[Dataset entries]
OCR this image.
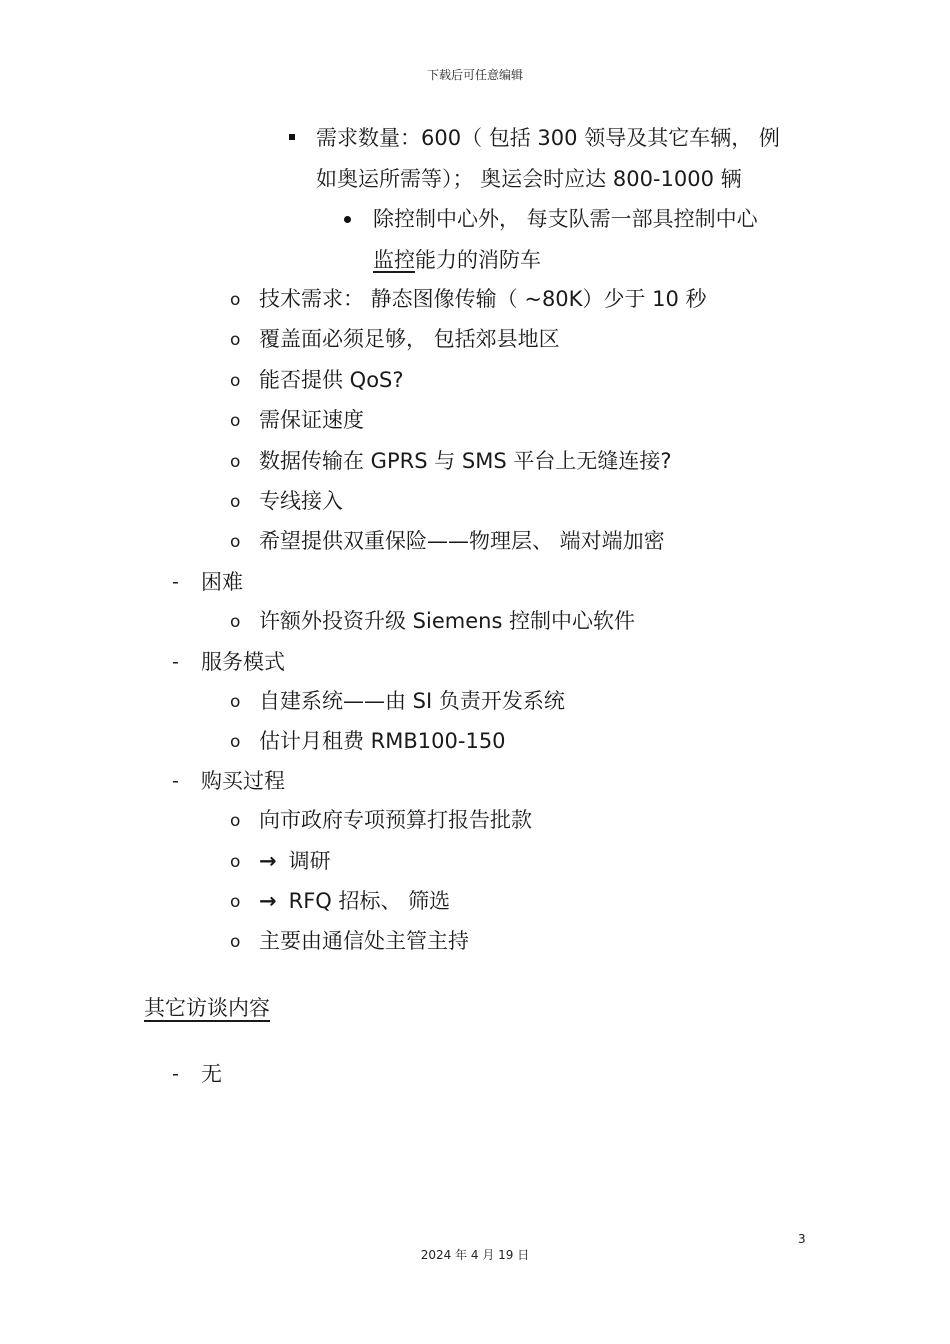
下载后可任意编辑
需求数量：600（ 包括 300 领导及其它车辆， 例
如奥运所需等）； 奥运会时应达 800-1000 辆
除控制中心外， 每支队需一部具控制中心
监控能力的消防车
o 技术需求： 静态图像传输（ ~80K）少于 10 秒
o 覆盖面必须足够， 包括郊县地区
o 能否提供 QoS?
o 需保证速度
o 数据传输在 GPRS 与 SMS 平台上无缝连接?
o 专线接入
o 希望提供双重保险——物理层、 端对端加密
- 困难
o 许额外投资升级 Siemens 控制中心软件
- 服务模式
o 自建系统——由 SI 负责开发系统
o 估计月租费 RMB100-150
- 购买过程
o 向市政府专项预算打报告批款
o → 调研
o → RFQ 招标、 筛选
o 主要由通信处主管主持
其它访谈内容
- 无
3
2024 年 4 月 19 日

- _WHAT TO DO_:
Each entry gets copied exactly; the pictures stay out.

- _RESPONSE BELOW_:
OCR this image.
下载后可任意编辑
需求数量：600（ 包括 300 领导及其它车辆， 例
如奥运所需等）； 奥运会时应达 800-1000 辆
除控制中心外， 每支队需一部具控制中心
监控能力的消防车
o 技术需求： 静态图像传输（ ~80K）少于 10 秒
o 覆盖面必须足够， 包括郊县地区
o 能否提供 QoS?
o 需保证速度
o 数据传输在 GPRS 与 SMS 平台上无缝连接?
o 专线接入
o 希望提供双重保险——物理层、 端对端加密
- 困难
o 许额外投资升级 Siemens 控制中心软件
- 服务模式
o 自建系统——由 SI 负责开发系统
o 估计月租费 RMB100-150
- 购买过程
o 向市政府专项预算打报告批款
o → 调研
o → RFQ 招标、 筛选
o 主要由通信处主管主持
其它访谈内容
- 无
3
2024 年 4 月 19 日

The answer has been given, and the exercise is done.